[[ SOURCE MATERIAL, beginning ]]

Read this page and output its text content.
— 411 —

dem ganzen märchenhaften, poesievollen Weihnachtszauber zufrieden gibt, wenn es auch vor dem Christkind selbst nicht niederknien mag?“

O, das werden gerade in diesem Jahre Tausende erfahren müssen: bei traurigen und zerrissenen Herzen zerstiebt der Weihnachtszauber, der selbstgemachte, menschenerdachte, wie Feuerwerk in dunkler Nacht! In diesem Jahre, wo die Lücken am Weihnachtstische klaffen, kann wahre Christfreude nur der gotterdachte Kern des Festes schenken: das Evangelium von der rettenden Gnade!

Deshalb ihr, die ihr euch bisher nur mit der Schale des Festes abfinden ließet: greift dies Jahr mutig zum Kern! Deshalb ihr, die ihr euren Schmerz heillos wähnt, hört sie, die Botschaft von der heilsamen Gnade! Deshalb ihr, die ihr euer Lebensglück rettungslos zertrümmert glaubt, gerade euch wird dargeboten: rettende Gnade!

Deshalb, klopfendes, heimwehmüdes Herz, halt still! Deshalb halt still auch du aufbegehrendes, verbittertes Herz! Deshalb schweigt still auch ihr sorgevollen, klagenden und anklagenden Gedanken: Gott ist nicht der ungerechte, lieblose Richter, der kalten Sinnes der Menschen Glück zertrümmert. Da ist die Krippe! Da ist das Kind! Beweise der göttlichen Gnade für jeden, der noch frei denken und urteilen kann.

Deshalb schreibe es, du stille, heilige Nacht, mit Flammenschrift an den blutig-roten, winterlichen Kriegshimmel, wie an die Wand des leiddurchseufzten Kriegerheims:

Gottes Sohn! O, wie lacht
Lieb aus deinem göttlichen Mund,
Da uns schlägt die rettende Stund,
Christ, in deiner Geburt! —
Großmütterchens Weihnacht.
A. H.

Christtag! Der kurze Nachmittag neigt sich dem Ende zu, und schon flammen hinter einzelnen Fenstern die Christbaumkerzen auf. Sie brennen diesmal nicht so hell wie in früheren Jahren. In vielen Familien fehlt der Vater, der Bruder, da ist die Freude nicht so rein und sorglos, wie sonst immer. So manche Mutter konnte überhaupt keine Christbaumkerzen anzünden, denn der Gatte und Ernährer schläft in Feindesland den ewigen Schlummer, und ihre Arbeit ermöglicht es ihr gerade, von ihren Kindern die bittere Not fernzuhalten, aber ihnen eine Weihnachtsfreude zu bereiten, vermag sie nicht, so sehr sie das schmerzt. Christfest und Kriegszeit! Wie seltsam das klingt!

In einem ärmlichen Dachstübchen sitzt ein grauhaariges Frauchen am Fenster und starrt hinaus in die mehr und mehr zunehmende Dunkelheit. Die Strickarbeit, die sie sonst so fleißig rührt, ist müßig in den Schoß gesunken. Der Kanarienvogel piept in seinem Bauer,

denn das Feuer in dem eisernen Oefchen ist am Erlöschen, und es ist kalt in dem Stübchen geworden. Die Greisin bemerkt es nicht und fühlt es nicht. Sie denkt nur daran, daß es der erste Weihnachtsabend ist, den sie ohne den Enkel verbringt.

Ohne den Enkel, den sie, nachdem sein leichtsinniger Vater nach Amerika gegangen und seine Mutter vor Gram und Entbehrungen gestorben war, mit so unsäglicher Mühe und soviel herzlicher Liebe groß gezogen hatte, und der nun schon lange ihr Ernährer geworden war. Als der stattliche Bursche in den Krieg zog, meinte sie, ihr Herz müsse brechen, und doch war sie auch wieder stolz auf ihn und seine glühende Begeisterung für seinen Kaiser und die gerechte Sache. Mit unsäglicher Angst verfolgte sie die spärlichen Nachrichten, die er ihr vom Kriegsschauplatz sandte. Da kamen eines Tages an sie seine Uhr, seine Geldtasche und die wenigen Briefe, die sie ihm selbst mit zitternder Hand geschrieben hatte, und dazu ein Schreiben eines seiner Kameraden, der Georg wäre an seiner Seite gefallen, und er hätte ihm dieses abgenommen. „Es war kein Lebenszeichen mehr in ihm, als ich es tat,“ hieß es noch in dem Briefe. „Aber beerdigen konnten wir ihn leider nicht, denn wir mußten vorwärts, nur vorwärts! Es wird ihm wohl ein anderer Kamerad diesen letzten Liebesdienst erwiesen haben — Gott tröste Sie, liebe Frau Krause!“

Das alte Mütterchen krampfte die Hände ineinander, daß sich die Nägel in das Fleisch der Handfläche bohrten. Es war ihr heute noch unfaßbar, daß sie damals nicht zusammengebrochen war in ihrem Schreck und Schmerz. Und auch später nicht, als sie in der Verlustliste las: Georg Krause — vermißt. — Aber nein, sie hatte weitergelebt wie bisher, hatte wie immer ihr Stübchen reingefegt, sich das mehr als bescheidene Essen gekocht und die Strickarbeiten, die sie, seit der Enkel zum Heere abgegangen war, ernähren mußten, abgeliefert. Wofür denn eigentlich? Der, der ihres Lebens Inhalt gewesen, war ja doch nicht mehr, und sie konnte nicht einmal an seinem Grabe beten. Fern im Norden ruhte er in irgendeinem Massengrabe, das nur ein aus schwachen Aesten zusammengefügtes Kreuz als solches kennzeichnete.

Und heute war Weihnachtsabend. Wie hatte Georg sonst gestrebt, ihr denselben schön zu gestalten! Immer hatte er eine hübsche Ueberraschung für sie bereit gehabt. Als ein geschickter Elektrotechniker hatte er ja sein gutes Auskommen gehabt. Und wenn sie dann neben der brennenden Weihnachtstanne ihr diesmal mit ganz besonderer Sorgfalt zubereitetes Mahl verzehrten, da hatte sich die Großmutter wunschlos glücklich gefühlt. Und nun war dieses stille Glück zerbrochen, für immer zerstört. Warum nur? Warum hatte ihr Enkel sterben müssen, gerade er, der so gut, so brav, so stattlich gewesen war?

[[ SOURCE MATERIAL, end ]]
[[ SOURCE MATERIAL, beginning ]]

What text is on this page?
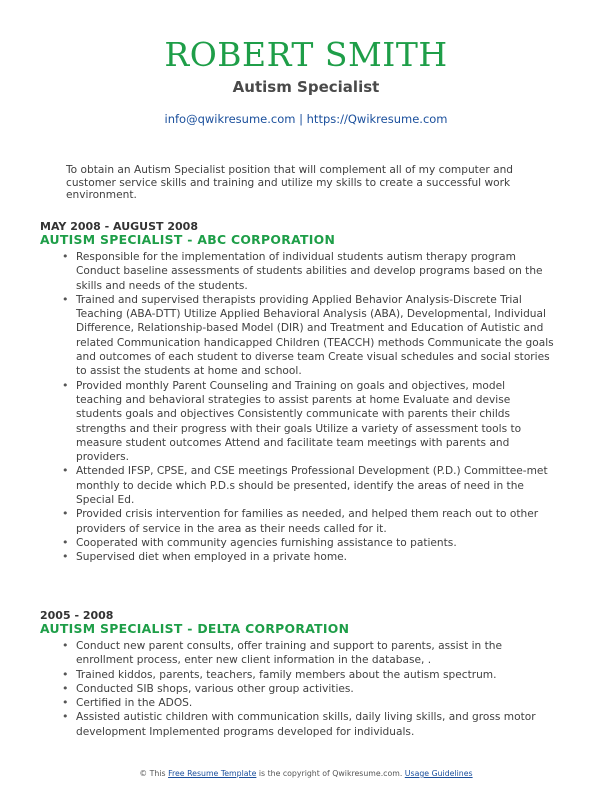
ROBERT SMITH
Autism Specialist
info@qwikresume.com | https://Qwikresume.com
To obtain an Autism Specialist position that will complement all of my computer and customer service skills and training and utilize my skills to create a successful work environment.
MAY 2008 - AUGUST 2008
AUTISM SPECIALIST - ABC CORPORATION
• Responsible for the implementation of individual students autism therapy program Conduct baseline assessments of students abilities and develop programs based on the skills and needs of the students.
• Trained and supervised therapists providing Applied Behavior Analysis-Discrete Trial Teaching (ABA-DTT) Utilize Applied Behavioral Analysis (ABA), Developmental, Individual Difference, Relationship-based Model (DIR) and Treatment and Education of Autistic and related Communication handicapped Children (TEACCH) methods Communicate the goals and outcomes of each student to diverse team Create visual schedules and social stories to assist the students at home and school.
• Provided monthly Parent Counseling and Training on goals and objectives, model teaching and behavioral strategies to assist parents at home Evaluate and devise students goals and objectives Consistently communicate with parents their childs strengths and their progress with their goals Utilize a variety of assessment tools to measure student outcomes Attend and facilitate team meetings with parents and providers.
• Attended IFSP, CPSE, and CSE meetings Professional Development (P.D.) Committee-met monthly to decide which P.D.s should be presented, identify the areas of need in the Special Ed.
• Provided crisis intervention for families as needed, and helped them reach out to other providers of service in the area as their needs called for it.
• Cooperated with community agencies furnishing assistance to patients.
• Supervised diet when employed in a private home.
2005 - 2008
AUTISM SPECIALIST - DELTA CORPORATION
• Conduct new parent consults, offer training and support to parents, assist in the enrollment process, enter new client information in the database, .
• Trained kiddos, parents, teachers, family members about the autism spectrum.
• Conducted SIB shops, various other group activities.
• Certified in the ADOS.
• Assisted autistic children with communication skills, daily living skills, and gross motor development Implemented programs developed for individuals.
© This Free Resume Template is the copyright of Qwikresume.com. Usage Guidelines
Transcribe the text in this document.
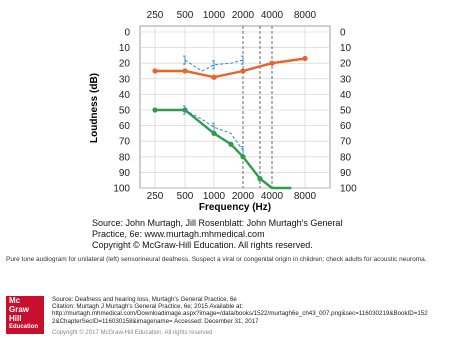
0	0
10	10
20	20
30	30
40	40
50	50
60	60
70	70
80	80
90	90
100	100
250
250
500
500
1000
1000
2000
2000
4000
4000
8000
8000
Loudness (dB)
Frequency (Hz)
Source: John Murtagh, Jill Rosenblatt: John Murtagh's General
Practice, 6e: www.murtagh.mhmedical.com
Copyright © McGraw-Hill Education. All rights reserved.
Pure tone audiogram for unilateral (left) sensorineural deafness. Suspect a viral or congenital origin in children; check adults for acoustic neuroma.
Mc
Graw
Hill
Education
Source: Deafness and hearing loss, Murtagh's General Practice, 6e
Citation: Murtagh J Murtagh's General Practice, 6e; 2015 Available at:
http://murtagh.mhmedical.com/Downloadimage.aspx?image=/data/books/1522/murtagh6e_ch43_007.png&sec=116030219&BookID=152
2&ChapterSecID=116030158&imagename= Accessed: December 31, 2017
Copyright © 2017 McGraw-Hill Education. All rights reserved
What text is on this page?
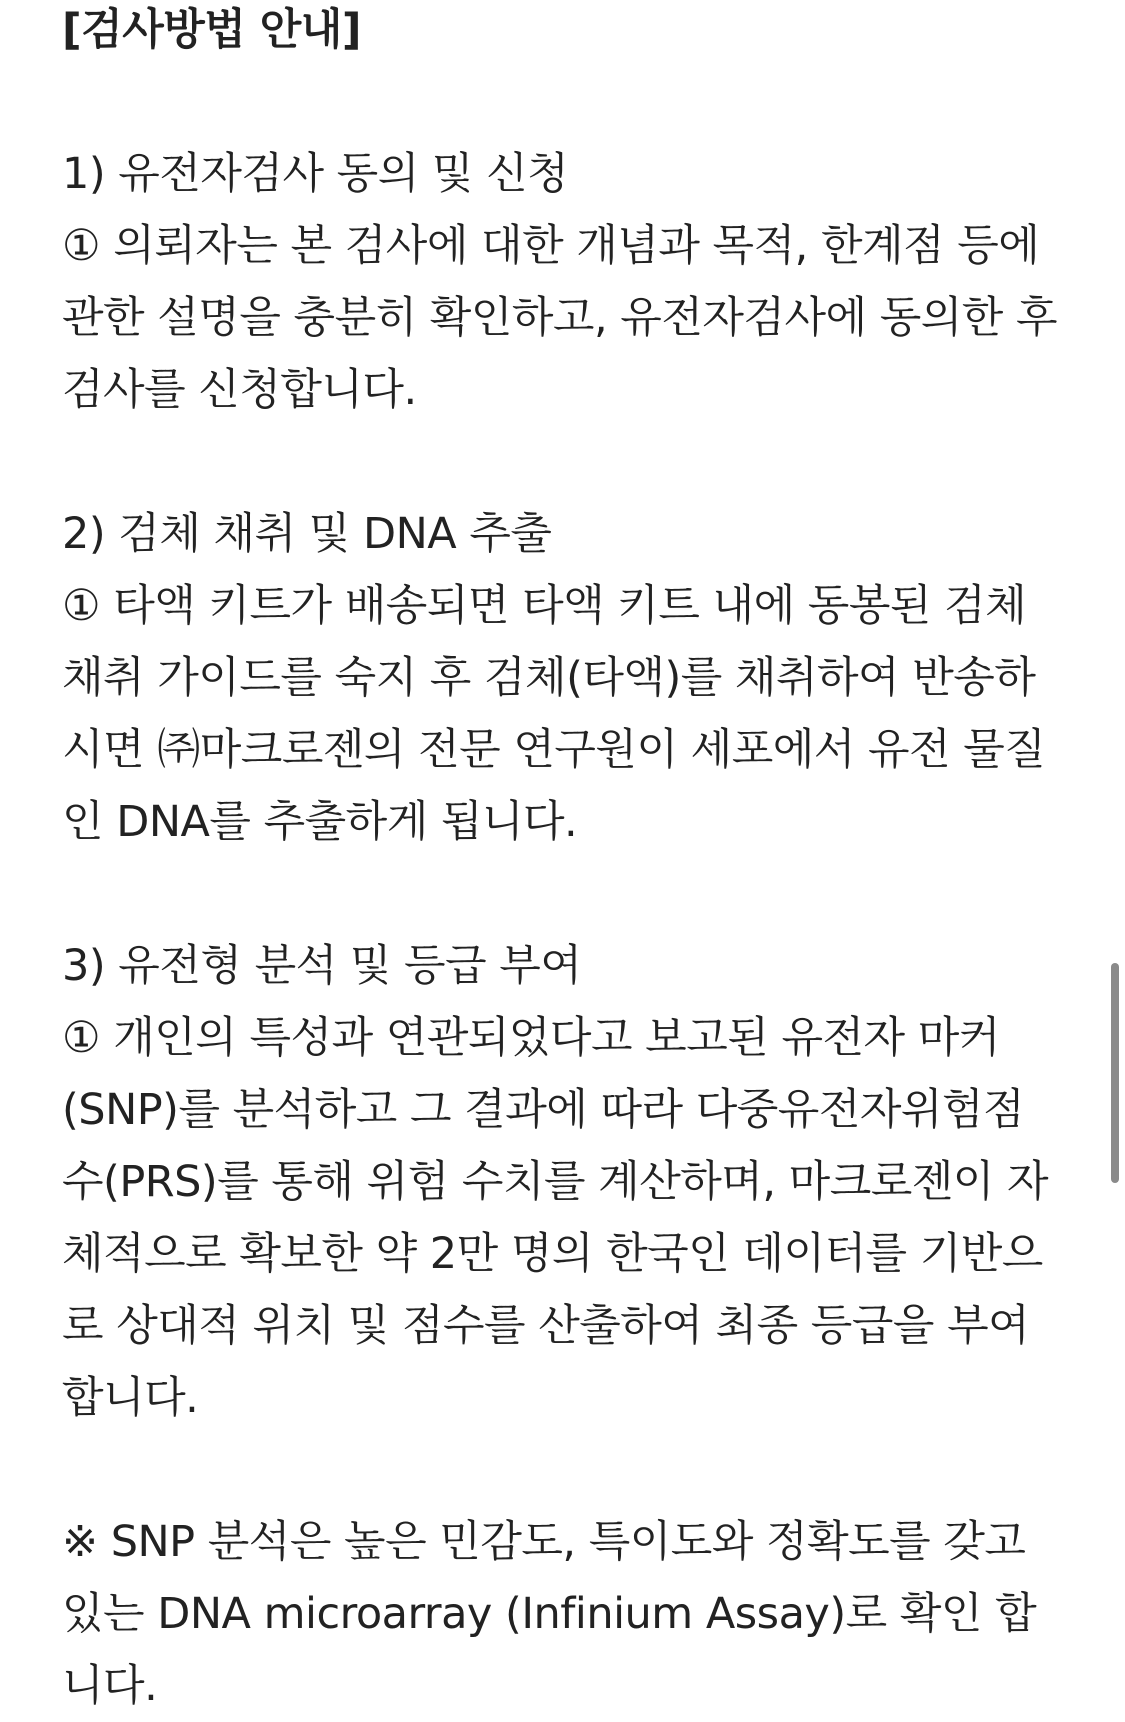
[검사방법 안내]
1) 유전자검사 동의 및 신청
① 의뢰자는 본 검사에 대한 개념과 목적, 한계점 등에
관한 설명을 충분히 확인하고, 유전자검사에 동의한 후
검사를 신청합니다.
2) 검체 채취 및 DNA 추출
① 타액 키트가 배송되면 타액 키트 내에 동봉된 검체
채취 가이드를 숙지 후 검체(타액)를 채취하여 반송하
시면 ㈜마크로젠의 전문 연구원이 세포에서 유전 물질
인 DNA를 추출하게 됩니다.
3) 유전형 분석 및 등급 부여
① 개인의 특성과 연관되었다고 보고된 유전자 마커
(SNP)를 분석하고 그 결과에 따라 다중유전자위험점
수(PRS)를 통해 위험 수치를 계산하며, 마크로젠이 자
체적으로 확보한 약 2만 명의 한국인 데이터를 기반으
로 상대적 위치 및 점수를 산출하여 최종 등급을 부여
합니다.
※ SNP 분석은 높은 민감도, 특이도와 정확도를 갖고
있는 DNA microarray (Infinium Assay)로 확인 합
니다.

[[ SOURCE MATERIAL, end ]]

**PROBLEM DETAILS:** Could you copy every line from the records that mentions the word "other"?

**SOLUTION TO THE EXERCISE:**
• Provided crisis intervention for families as needed, and helped them reach out to other providers of service in the area as their needs called for it.
• Conducted SIB shops, various other group activities.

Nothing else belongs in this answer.